_WHAT YOU WILL DO_
Output every entry exactly as written, skipping any pictures.
##############################
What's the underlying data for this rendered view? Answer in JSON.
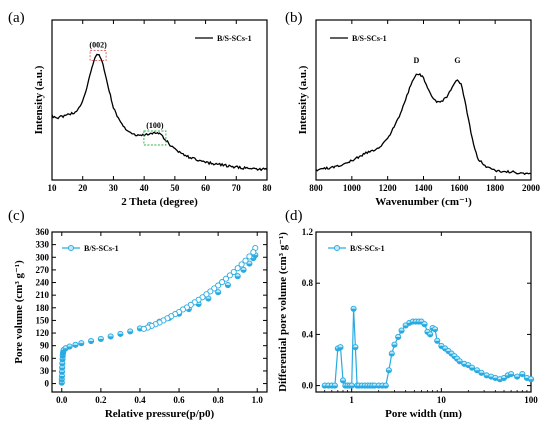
{
  "chart_data": [
    {
      "type": "line",
      "panel_label": "(a)",
      "xlabel": "2 Theta (degree)",
      "ylabel": "Intensity (a.u.)",
      "xlim": [
        10,
        80
      ],
      "ylim": [
        0,
        1
      ],
      "xticks": [
        10,
        20,
        30,
        40,
        50,
        60,
        70,
        80
      ],
      "legend": "top-right",
      "series": [
        {
          "name": "B/S-SCs-1",
          "color": "#000000",
          "x": [
            10,
            12,
            14,
            16,
            18,
            20,
            21,
            22,
            23,
            24,
            25,
            26,
            27,
            28,
            29,
            30,
            32,
            34,
            36,
            38,
            40,
            42,
            43,
            44,
            45,
            46,
            48,
            50,
            55,
            60,
            65,
            70,
            75,
            80
          ],
          "y": [
            0.4,
            0.39,
            0.4,
            0.41,
            0.43,
            0.49,
            0.55,
            0.63,
            0.71,
            0.77,
            0.79,
            0.76,
            0.69,
            0.61,
            0.53,
            0.45,
            0.37,
            0.32,
            0.29,
            0.28,
            0.28,
            0.285,
            0.29,
            0.295,
            0.29,
            0.27,
            0.23,
            0.19,
            0.14,
            0.11,
            0.095,
            0.08,
            0.07,
            0.065
          ]
        }
      ],
      "annotations": [
        {
          "text": "(002)",
          "x": 25,
          "y": 0.79,
          "color": "#e0585a"
        },
        {
          "text": "(100)",
          "x": 43.5,
          "y": 0.3,
          "color": "#2ab04a"
        }
      ]
    },
    {
      "type": "line",
      "panel_label": "(b)",
      "xlabel": "Wavenumber (cm⁻¹)",
      "ylabel": "Intensity (a.u.)",
      "xlim": [
        800,
        2000
      ],
      "ylim": [
        0,
        1
      ],
      "xticks": [
        800,
        1000,
        1200,
        1400,
        1600,
        1800,
        2000
      ],
      "legend": "top-left",
      "series": [
        {
          "name": "B/S-SCs-1",
          "color": "#000000",
          "x": [
            800,
            900,
            1000,
            1050,
            1100,
            1150,
            1200,
            1250,
            1300,
            1330,
            1360,
            1380,
            1400,
            1430,
            1460,
            1480,
            1500,
            1530,
            1560,
            1590,
            1610,
            1630,
            1650,
            1680,
            1700,
            1750,
            1800,
            1850,
            1900,
            1950,
            2000
          ],
          "y": [
            0.06,
            0.08,
            0.12,
            0.15,
            0.18,
            0.2,
            0.26,
            0.36,
            0.5,
            0.6,
            0.66,
            0.66,
            0.64,
            0.56,
            0.5,
            0.49,
            0.49,
            0.52,
            0.58,
            0.63,
            0.6,
            0.5,
            0.38,
            0.22,
            0.14,
            0.08,
            0.06,
            0.05,
            0.05,
            0.04,
            0.04
          ]
        }
      ],
      "annotations": [
        {
          "text": "D",
          "x": 1360,
          "y": 0.72
        },
        {
          "text": "G",
          "x": 1590,
          "y": 0.72
        }
      ]
    },
    {
      "type": "scatter",
      "panel_label": "(c)",
      "xlabel": "Relative pressure(p/p0)",
      "ylabel": "Pore volume (cm³ g⁻¹)",
      "xlim": [
        -0.05,
        1.05
      ],
      "ylim": [
        -20,
        360
      ],
      "xticks": [
        0.0,
        0.2,
        0.4,
        0.6,
        0.8,
        1.0
      ],
      "yticks": [
        0,
        30,
        60,
        90,
        120,
        150,
        180,
        210,
        240,
        270,
        300,
        330,
        360
      ],
      "legend": "top-left",
      "series": [
        {
          "name": "B/S-SCs-1",
          "color": "#29abe2",
          "marker": "half-filled-circle",
          "x": [
            0.0,
            0.0,
            0.001,
            0.001,
            0.002,
            0.003,
            0.004,
            0.005,
            0.006,
            0.008,
            0.01,
            0.02,
            0.04,
            0.07,
            0.1,
            0.15,
            0.2,
            0.25,
            0.3,
            0.35,
            0.4,
            0.45,
            0.5,
            0.55,
            0.6,
            0.65,
            0.7,
            0.75,
            0.8,
            0.85,
            0.9,
            0.93,
            0.96,
            0.98,
            0.99
          ],
          "y": [
            2,
            10,
            18,
            28,
            38,
            48,
            58,
            66,
            72,
            76,
            80,
            84,
            88,
            92,
            96,
            101,
            106,
            112,
            118,
            124,
            131,
            139,
            147,
            156,
            166,
            177,
            189,
            202,
            217,
            234,
            255,
            270,
            285,
            298,
            305
          ]
        },
        {
          "name": "",
          "color": "#29abe2",
          "marker": "open-circle",
          "x": [
            0.99,
            0.98,
            0.96,
            0.94,
            0.92,
            0.9,
            0.88,
            0.86,
            0.84,
            0.82,
            0.8,
            0.78,
            0.76,
            0.74,
            0.72,
            0.7,
            0.68,
            0.66,
            0.64,
            0.62,
            0.6,
            0.58,
            0.56,
            0.54,
            0.52,
            0.5,
            0.48,
            0.46,
            0.44,
            0.42
          ],
          "y": [
            322,
            312,
            302,
            292,
            283,
            274,
            265,
            257,
            249,
            241,
            233,
            226,
            219,
            212,
            205,
            199,
            193,
            187,
            181,
            176,
            170,
            165,
            160,
            155,
            150,
            145,
            141,
            137,
            133,
            130
          ]
        }
      ]
    },
    {
      "type": "line",
      "panel_label": "(d)",
      "xlabel": "Pore width (nm)",
      "ylabel": "Differential pore volume (cm³ g⁻¹)",
      "xscale": "log",
      "xlim": [
        0.4,
        100
      ],
      "ylim": [
        -0.05,
        1.2
      ],
      "xticks": [
        1,
        10,
        100
      ],
      "yticks": [
        0.0,
        0.4,
        0.8,
        1.2
      ],
      "legend": "top-left",
      "series": [
        {
          "name": "B/S-SCs-1",
          "color": "#29abe2",
          "marker": "half-filled-circle",
          "x": [
            0.5,
            0.55,
            0.6,
            0.65,
            0.7,
            0.75,
            0.8,
            0.85,
            0.9,
            0.95,
            1.0,
            1.05,
            1.1,
            1.15,
            1.2,
            1.3,
            1.4,
            1.5,
            1.6,
            1.7,
            1.8,
            2.0,
            2.2,
            2.4,
            2.6,
            2.8,
            3.0,
            3.3,
            3.6,
            4.0,
            4.4,
            4.8,
            5.2,
            5.6,
            6.0,
            6.5,
            7.0,
            7.5,
            8.0,
            8.5,
            9.0,
            10,
            11,
            12,
            13,
            14,
            15,
            16,
            18,
            20,
            22,
            25,
            28,
            32,
            36,
            40,
            45,
            50,
            55,
            60,
            70,
            80,
            90,
            100
          ],
          "y": [
            0,
            0,
            0,
            0,
            0.29,
            0.3,
            0.04,
            0,
            0,
            0,
            0,
            0.6,
            0.3,
            0,
            0,
            0,
            0,
            0,
            0,
            0,
            0,
            0,
            0,
            0,
            0.12,
            0.25,
            0.32,
            0.38,
            0.43,
            0.47,
            0.49,
            0.5,
            0.5,
            0.5,
            0.5,
            0.48,
            0.42,
            0.4,
            0.45,
            0.44,
            0.35,
            0.31,
            0.29,
            0.27,
            0.25,
            0.23,
            0.21,
            0.19,
            0.17,
            0.16,
            0.14,
            0.12,
            0.1,
            0.08,
            0.07,
            0.06,
            0.05,
            0.06,
            0.08,
            0.09,
            0.07,
            0.09,
            0.06,
            0.05
          ]
        }
      ]
    }
  ]
}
##############################
_RESULT FOR THIS EXERCISE_
What's the underlying data for this rendered view? Answer in JSON.
{
  "chart_data": [
    {
      "type": "line",
      "panel_label": "(a)",
      "xlabel": "2 Theta (degree)",
      "ylabel": "Intensity (a.u.)",
      "xlim": [
        10,
        80
      ],
      "ylim": [
        0,
        1
      ],
      "xticks": [
        10,
        20,
        30,
        40,
        50,
        60,
        70,
        80
      ],
      "legend": "top-right",
      "series": [
        {
          "name": "B/S-SCs-1",
          "color": "#000000",
          "x": [
            10,
            12,
            14,
            16,
            18,
            20,
            21,
            22,
            23,
            24,
            25,
            26,
            27,
            28,
            29,
            30,
            32,
            34,
            36,
            38,
            40,
            42,
            43,
            44,
            45,
            46,
            48,
            50,
            55,
            60,
            65,
            70,
            75,
            80
          ],
          "y": [
            0.4,
            0.39,
            0.4,
            0.41,
            0.43,
            0.49,
            0.55,
            0.63,
            0.71,
            0.77,
            0.79,
            0.76,
            0.69,
            0.61,
            0.53,
            0.45,
            0.37,
            0.32,
            0.29,
            0.28,
            0.28,
            0.285,
            0.29,
            0.295,
            0.29,
            0.27,
            0.23,
            0.19,
            0.14,
            0.11,
            0.095,
            0.08,
            0.07,
            0.065
          ]
        }
      ],
      "annotations": [
        {
          "text": "(002)",
          "x": 25,
          "y": 0.79,
          "color": "#e0585a"
        },
        {
          "text": "(100)",
          "x": 43.5,
          "y": 0.3,
          "color": "#2ab04a"
        }
      ]
    },
    {
      "type": "line",
      "panel_label": "(b)",
      "xlabel": "Wavenumber (cm⁻¹)",
      "ylabel": "Intensity (a.u.)",
      "xlim": [
        800,
        2000
      ],
      "ylim": [
        0,
        1
      ],
      "xticks": [
        800,
        1000,
        1200,
        1400,
        1600,
        1800,
        2000
      ],
      "legend": "top-left",
      "series": [
        {
          "name": "B/S-SCs-1",
          "color": "#000000",
          "x": [
            800,
            900,
            1000,
            1050,
            1100,
            1150,
            1200,
            1250,
            1300,
            1330,
            1360,
            1380,
            1400,
            1430,
            1460,
            1480,
            1500,
            1530,
            1560,
            1590,
            1610,
            1630,
            1650,
            1680,
            1700,
            1750,
            1800,
            1850,
            1900,
            1950,
            2000
          ],
          "y": [
            0.06,
            0.08,
            0.12,
            0.15,
            0.18,
            0.2,
            0.26,
            0.36,
            0.5,
            0.6,
            0.66,
            0.66,
            0.64,
            0.56,
            0.5,
            0.49,
            0.49,
            0.52,
            0.58,
            0.63,
            0.6,
            0.5,
            0.38,
            0.22,
            0.14,
            0.08,
            0.06,
            0.05,
            0.05,
            0.04,
            0.04
          ]
        }
      ],
      "annotations": [
        {
          "text": "D",
          "x": 1360,
          "y": 0.72
        },
        {
          "text": "G",
          "x": 1590,
          "y": 0.72
        }
      ]
    },
    {
      "type": "scatter",
      "panel_label": "(c)",
      "xlabel": "Relative pressure(p/p0)",
      "ylabel": "Pore volume (cm³ g⁻¹)",
      "xlim": [
        -0.05,
        1.05
      ],
      "ylim": [
        -20,
        360
      ],
      "xticks": [
        0.0,
        0.2,
        0.4,
        0.6,
        0.8,
        1.0
      ],
      "yticks": [
        0,
        30,
        60,
        90,
        120,
        150,
        180,
        210,
        240,
        270,
        300,
        330,
        360
      ],
      "legend": "top-left",
      "series": [
        {
          "name": "B/S-SCs-1",
          "color": "#29abe2",
          "marker": "half-filled-circle",
          "x": [
            0.0,
            0.0,
            0.001,
            0.001,
            0.002,
            0.003,
            0.004,
            0.005,
            0.006,
            0.008,
            0.01,
            0.02,
            0.04,
            0.07,
            0.1,
            0.15,
            0.2,
            0.25,
            0.3,
            0.35,
            0.4,
            0.45,
            0.5,
            0.55,
            0.6,
            0.65,
            0.7,
            0.75,
            0.8,
            0.85,
            0.9,
            0.93,
            0.96,
            0.98,
            0.99
          ],
          "y": [
            2,
            10,
            18,
            28,
            38,
            48,
            58,
            66,
            72,
            76,
            80,
            84,
            88,
            92,
            96,
            101,
            106,
            112,
            118,
            124,
            131,
            139,
            147,
            156,
            166,
            177,
            189,
            202,
            217,
            234,
            255,
            270,
            285,
            298,
            305
          ]
        },
        {
          "name": "",
          "color": "#29abe2",
          "marker": "open-circle",
          "x": [
            0.99,
            0.98,
            0.96,
            0.94,
            0.92,
            0.9,
            0.88,
            0.86,
            0.84,
            0.82,
            0.8,
            0.78,
            0.76,
            0.74,
            0.72,
            0.7,
            0.68,
            0.66,
            0.64,
            0.62,
            0.6,
            0.58,
            0.56,
            0.54,
            0.52,
            0.5,
            0.48,
            0.46,
            0.44,
            0.42
          ],
          "y": [
            322,
            312,
            302,
            292,
            283,
            274,
            265,
            257,
            249,
            241,
            233,
            226,
            219,
            212,
            205,
            199,
            193,
            187,
            181,
            176,
            170,
            165,
            160,
            155,
            150,
            145,
            141,
            137,
            133,
            130
          ]
        }
      ]
    },
    {
      "type": "line",
      "panel_label": "(d)",
      "xlabel": "Pore width (nm)",
      "ylabel": "Differential pore volume (cm³ g⁻¹)",
      "xscale": "log",
      "xlim": [
        0.4,
        100
      ],
      "ylim": [
        -0.05,
        1.2
      ],
      "xticks": [
        1,
        10,
        100
      ],
      "yticks": [
        0.0,
        0.4,
        0.8,
        1.2
      ],
      "legend": "top-left",
      "series": [
        {
          "name": "B/S-SCs-1",
          "color": "#29abe2",
          "marker": "half-filled-circle",
          "x": [
            0.5,
            0.55,
            0.6,
            0.65,
            0.7,
            0.75,
            0.8,
            0.85,
            0.9,
            0.95,
            1.0,
            1.05,
            1.1,
            1.15,
            1.2,
            1.3,
            1.4,
            1.5,
            1.6,
            1.7,
            1.8,
            2.0,
            2.2,
            2.4,
            2.6,
            2.8,
            3.0,
            3.3,
            3.6,
            4.0,
            4.4,
            4.8,
            5.2,
            5.6,
            6.0,
            6.5,
            7.0,
            7.5,
            8.0,
            8.5,
            9.0,
            10,
            11,
            12,
            13,
            14,
            15,
            16,
            18,
            20,
            22,
            25,
            28,
            32,
            36,
            40,
            45,
            50,
            55,
            60,
            70,
            80,
            90,
            100
          ],
          "y": [
            0,
            0,
            0,
            0,
            0.29,
            0.3,
            0.04,
            0,
            0,
            0,
            0,
            0.6,
            0.3,
            0,
            0,
            0,
            0,
            0,
            0,
            0,
            0,
            0,
            0,
            0,
            0.12,
            0.25,
            0.32,
            0.38,
            0.43,
            0.47,
            0.49,
            0.5,
            0.5,
            0.5,
            0.5,
            0.48,
            0.42,
            0.4,
            0.45,
            0.44,
            0.35,
            0.31,
            0.29,
            0.27,
            0.25,
            0.23,
            0.21,
            0.19,
            0.17,
            0.16,
            0.14,
            0.12,
            0.1,
            0.08,
            0.07,
            0.06,
            0.05,
            0.06,
            0.08,
            0.09,
            0.07,
            0.09,
            0.06,
            0.05
          ]
        }
      ]
    }
  ]
}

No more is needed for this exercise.